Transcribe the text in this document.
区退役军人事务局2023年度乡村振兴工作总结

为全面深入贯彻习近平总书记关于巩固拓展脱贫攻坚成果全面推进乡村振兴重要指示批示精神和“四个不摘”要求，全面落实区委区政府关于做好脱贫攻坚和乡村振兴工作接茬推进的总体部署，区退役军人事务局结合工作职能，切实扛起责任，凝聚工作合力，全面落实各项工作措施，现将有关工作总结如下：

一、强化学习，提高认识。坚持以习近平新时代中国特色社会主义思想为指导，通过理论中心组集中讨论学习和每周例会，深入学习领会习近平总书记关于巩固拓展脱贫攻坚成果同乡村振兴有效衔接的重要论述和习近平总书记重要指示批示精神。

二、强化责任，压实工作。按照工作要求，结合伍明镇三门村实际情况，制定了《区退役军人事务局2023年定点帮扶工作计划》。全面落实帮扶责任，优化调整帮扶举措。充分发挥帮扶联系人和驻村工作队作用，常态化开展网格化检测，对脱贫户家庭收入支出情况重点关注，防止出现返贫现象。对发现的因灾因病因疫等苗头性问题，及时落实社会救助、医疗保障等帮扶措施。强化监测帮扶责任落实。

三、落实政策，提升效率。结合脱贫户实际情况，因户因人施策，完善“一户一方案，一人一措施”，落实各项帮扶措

═══

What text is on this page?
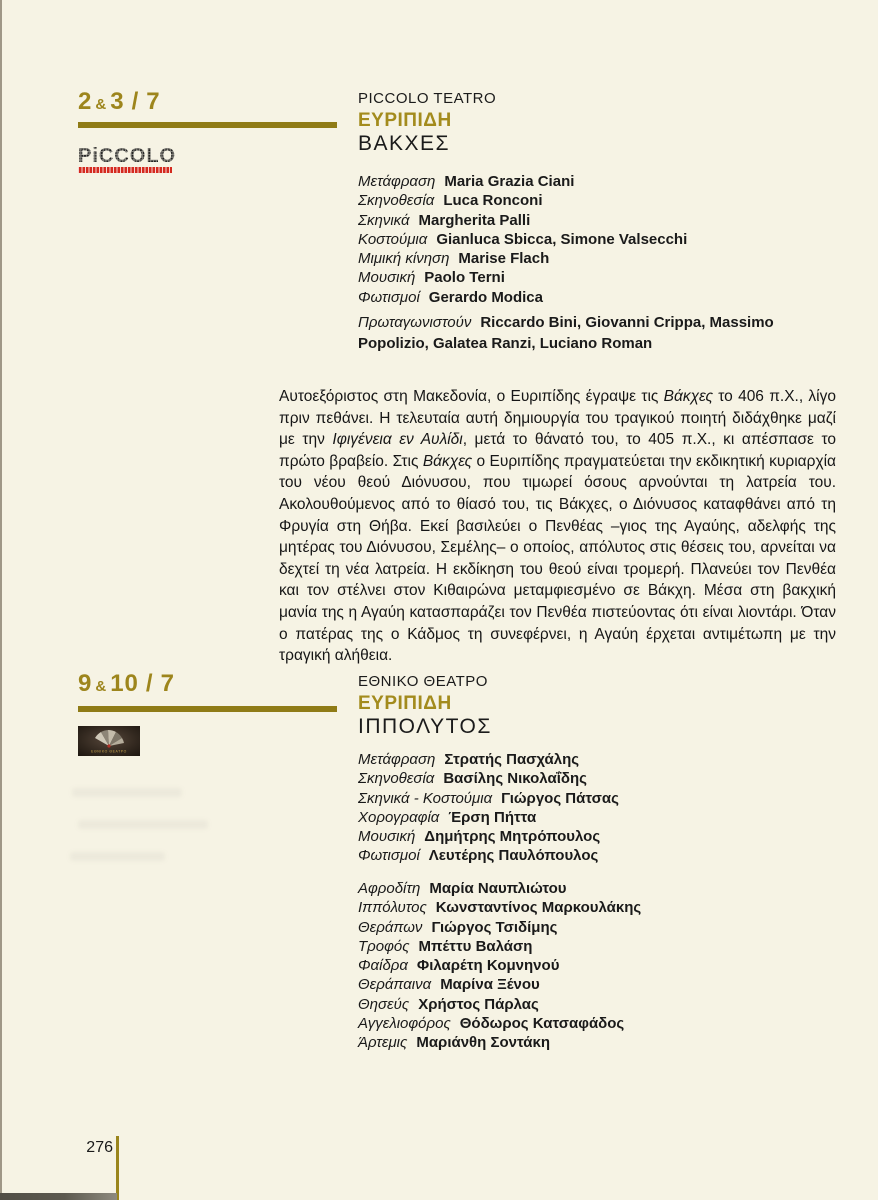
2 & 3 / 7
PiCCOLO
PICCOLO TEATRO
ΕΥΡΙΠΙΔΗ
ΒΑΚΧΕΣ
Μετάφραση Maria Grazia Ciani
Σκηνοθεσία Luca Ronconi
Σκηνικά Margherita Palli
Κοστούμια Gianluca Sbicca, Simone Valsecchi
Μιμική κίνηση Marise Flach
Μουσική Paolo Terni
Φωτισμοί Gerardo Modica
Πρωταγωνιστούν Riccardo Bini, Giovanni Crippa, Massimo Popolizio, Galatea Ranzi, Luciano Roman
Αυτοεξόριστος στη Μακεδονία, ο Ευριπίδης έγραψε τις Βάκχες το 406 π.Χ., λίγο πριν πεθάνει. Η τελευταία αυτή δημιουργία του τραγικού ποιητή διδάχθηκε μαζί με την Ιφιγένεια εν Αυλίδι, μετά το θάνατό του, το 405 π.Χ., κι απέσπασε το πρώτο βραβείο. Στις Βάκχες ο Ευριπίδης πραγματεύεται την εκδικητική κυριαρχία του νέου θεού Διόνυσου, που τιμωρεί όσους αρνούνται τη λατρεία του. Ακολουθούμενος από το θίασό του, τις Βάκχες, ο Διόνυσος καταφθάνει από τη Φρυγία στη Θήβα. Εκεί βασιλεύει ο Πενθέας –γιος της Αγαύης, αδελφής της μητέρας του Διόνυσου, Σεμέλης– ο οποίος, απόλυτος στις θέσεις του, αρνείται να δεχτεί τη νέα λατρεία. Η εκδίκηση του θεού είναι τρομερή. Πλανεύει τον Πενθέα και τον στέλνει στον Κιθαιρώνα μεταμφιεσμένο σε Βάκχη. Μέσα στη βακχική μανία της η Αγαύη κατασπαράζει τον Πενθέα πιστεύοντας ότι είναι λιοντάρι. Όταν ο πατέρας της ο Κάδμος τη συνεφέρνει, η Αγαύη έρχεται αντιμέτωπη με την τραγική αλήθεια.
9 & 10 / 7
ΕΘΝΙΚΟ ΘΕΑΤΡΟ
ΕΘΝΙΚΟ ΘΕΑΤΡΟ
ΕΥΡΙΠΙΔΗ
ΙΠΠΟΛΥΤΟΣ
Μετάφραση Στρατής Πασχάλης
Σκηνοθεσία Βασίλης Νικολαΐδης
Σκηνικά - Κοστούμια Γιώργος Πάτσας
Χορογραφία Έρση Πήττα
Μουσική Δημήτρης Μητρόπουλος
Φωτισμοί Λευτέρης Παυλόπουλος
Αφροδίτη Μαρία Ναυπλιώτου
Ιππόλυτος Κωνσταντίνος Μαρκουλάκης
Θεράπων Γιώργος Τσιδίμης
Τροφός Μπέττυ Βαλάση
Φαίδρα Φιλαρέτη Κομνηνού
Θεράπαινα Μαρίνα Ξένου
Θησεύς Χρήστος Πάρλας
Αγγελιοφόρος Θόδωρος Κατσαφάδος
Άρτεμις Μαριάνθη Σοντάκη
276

═══

• WHAT YOU ARE ASKED TO DO:
State how many lines above include the word "this", and nothing more.

• THE REPLY:
2